**EXERCISE INSTRUCTIONS:** Extract the complete listing and output it unchanged.

start

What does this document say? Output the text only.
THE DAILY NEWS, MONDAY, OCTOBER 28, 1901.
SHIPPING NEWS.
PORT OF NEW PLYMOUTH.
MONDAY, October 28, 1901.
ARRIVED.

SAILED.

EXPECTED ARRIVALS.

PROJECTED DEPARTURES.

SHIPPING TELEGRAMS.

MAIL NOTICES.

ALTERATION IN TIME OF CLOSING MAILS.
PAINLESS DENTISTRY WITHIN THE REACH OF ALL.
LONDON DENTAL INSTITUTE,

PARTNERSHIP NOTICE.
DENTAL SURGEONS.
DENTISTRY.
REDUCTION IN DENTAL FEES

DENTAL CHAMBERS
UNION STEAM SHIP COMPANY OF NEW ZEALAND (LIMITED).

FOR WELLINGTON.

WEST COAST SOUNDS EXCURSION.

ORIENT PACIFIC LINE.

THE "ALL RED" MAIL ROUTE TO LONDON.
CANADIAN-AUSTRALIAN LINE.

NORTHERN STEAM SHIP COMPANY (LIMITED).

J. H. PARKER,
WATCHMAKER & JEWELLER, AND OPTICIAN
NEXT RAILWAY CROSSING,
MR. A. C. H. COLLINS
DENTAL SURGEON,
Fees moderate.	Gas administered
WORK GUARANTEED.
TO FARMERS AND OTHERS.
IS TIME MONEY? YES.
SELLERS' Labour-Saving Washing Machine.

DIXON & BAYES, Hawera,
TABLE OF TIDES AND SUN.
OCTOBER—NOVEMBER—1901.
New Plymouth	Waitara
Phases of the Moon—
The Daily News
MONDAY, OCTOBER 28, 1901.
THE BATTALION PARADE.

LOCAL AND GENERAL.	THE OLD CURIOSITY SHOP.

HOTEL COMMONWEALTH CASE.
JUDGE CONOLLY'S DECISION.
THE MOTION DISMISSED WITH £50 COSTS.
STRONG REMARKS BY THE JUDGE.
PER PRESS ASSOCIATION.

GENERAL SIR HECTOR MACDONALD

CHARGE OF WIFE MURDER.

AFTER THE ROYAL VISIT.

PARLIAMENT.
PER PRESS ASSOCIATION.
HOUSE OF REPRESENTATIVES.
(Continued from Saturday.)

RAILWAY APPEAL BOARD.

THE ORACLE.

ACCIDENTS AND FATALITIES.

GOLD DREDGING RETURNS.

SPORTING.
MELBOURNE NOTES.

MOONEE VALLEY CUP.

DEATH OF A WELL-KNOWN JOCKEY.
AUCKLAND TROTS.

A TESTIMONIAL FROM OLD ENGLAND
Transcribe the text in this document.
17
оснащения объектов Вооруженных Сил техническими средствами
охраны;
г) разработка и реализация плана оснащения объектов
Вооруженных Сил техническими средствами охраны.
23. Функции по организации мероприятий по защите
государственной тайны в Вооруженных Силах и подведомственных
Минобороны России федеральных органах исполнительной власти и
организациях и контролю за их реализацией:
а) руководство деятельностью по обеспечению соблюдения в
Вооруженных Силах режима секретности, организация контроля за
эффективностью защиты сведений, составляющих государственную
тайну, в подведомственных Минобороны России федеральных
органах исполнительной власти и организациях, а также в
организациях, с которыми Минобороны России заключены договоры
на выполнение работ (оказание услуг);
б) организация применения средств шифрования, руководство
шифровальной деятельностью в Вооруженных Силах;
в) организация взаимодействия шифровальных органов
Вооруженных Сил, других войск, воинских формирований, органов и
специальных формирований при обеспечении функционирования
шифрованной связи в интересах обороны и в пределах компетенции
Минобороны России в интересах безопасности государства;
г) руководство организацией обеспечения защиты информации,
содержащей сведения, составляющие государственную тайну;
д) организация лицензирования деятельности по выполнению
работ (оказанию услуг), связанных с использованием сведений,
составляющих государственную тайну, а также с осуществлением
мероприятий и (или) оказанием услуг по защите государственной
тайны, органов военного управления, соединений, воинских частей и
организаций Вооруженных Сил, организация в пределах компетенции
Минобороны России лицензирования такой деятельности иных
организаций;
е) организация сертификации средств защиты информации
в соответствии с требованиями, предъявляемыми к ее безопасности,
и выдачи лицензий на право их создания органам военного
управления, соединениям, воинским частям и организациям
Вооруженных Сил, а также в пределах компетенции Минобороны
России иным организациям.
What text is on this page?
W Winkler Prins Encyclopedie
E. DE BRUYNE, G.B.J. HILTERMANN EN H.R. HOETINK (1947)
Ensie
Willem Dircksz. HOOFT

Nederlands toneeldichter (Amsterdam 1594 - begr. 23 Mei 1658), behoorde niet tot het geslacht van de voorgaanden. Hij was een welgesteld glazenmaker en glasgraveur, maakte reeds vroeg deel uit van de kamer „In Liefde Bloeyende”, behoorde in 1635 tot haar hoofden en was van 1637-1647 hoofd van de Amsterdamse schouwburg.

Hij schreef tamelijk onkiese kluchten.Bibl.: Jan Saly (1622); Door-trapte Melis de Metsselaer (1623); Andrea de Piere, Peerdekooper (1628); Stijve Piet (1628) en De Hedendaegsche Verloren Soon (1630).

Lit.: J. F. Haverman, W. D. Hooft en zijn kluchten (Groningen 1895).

end

**EXERCISE OUTPUT:**
What does this document say? Output the text only.
THE DAILY NEWS, MONDAY, OCTOBER 28, 1901.
SHIPPING NEWS.
PORT OF NEW PLYMOUTH.
MONDAY, October 28, 1901.
ARRIVED.

SAILED.

EXPECTED ARRIVALS.

PROJECTED DEPARTURES.

SHIPPING TELEGRAMS.

MAIL NOTICES.

ALTERATION IN TIME OF CLOSING MAILS.
PAINLESS DENTISTRY WITHIN THE REACH OF ALL.
LONDON DENTAL INSTITUTE,

PARTNERSHIP NOTICE.
DENTAL SURGEONS.
DENTISTRY.
REDUCTION IN DENTAL FEES

DENTAL CHAMBERS
UNION STEAM SHIP COMPANY OF NEW ZEALAND (LIMITED).

FOR WELLINGTON.

WEST COAST SOUNDS EXCURSION.

ORIENT PACIFIC LINE.

THE "ALL RED" MAIL ROUTE TO LONDON.
CANADIAN-AUSTRALIAN LINE.

NORTHERN STEAM SHIP COMPANY (LIMITED).

J. H. PARKER,
WATCHMAKER & JEWELLER, AND OPTICIAN
NEXT RAILWAY CROSSING,
MR. A. C. H. COLLINS
DENTAL SURGEON,
Fees moderate.	Gas administered
WORK GUARANTEED.
TO FARMERS AND OTHERS.
IS TIME MONEY? YES.
SELLERS' Labour-Saving Washing Machine.

DIXON & BAYES, Hawera,
TABLE OF TIDES AND SUN.
OCTOBER—NOVEMBER—1901.
New Plymouth	Waitara
Phases of the Moon—
The Daily News
MONDAY, OCTOBER 28, 1901.
THE BATTALION PARADE.

LOCAL AND GENERAL.	THE OLD CURIOSITY SHOP.

HOTEL COMMONWEALTH CASE.
JUDGE CONOLLY'S DECISION.
THE MOTION DISMISSED WITH £50 COSTS.
STRONG REMARKS BY THE JUDGE.
PER PRESS ASSOCIATION.

GENERAL SIR HECTOR MACDONALD

CHARGE OF WIFE MURDER.

AFTER THE ROYAL VISIT.

PARLIAMENT.
PER PRESS ASSOCIATION.
HOUSE OF REPRESENTATIVES.
(Continued from Saturday.)

RAILWAY APPEAL BOARD.

THE ORACLE.

ACCIDENTS AND FATALITIES.

GOLD DREDGING RETURNS.

SPORTING.
MELBOURNE NOTES.

MOONEE VALLEY CUP.

DEATH OF A WELL-KNOWN JOCKEY.
AUCKLAND TROTS.

A TESTIMONIAL FROM OLD ENGLAND
Transcribe the text in this document.
17
оснащения объектов Вооруженных Сил техническими средствами
охраны;
г) разработка и реализация плана оснащения объектов
Вооруженных Сил техническими средствами охраны.
23. Функции по организации мероприятий по защите
государственной тайны в Вооруженных Силах и подведомственных
Минобороны России федеральных органах исполнительной власти и
организациях и контролю за их реализацией:
а) руководство деятельностью по обеспечению соблюдения в
Вооруженных Силах режима секретности, организация контроля за
эффективностью защиты сведений, составляющих государственную
тайну, в подведомственных Минобороны России федеральных
органах исполнительной власти и организациях, а также в
организациях, с которыми Минобороны России заключены договоры
на выполнение работ (оказание услуг);
б) организация применения средств шифрования, руководство
шифровальной деятельностью в Вооруженных Силах;
в) организация взаимодействия шифровальных органов
Вооруженных Сил, других войск, воинских формирований, органов и
специальных формирований при обеспечении функционирования
шифрованной связи в интересах обороны и в пределах компетенции
Минобороны России в интересах безопасности государства;
г) руководство организацией обеспечения защиты информации,
содержащей сведения, составляющие государственную тайну;
д) организация лицензирования деятельности по выполнению
работ (оказанию услуг), связанных с использованием сведений,
составляющих государственную тайну, а также с осуществлением
мероприятий и (или) оказанием услуг по защите государственной
тайны, органов военного управления, соединений, воинских частей и
организаций Вооруженных Сил, организация в пределах компетенции
Минобороны России лицензирования такой деятельности иных
организаций;
е) организация сертификации средств защиты информации
в соответствии с требованиями, предъявляемыми к ее безопасности,
и выдачи лицензий на право их создания органам военного
управления, соединениям, воинским частям и организациям
Вооруженных Сил, а также в пределах компетенции Минобороны
России иным организациям.
What text is on this page?
W Winkler Prins Encyclopedie
E. DE BRUYNE, G.B.J. HILTERMANN EN H.R. HOETINK (1947)
Ensie
Willem Dircksz. HOOFT

Nederlands toneeldichter (Amsterdam 1594 - begr. 23 Mei 1658), behoorde niet tot het geslacht van de voorgaanden. Hij was een welgesteld glazenmaker en glasgraveur, maakte reeds vroeg deel uit van de kamer „In Liefde Bloeyende”, behoorde in 1635 tot haar hoofden en was van 1637-1647 hoofd van de Amsterdamse schouwburg.

Hij schreef tamelijk onkiese kluchten.Bibl.: Jan Saly (1622); Door-trapte Melis de Metsselaer (1623); Andrea de Piere, Peerdekooper (1628); Stijve Piet (1628) en De Hedendaegsche Verloren Soon (1630).

Lit.: J. F. Haverman, W. D. Hooft en zijn kluchten (Groningen 1895).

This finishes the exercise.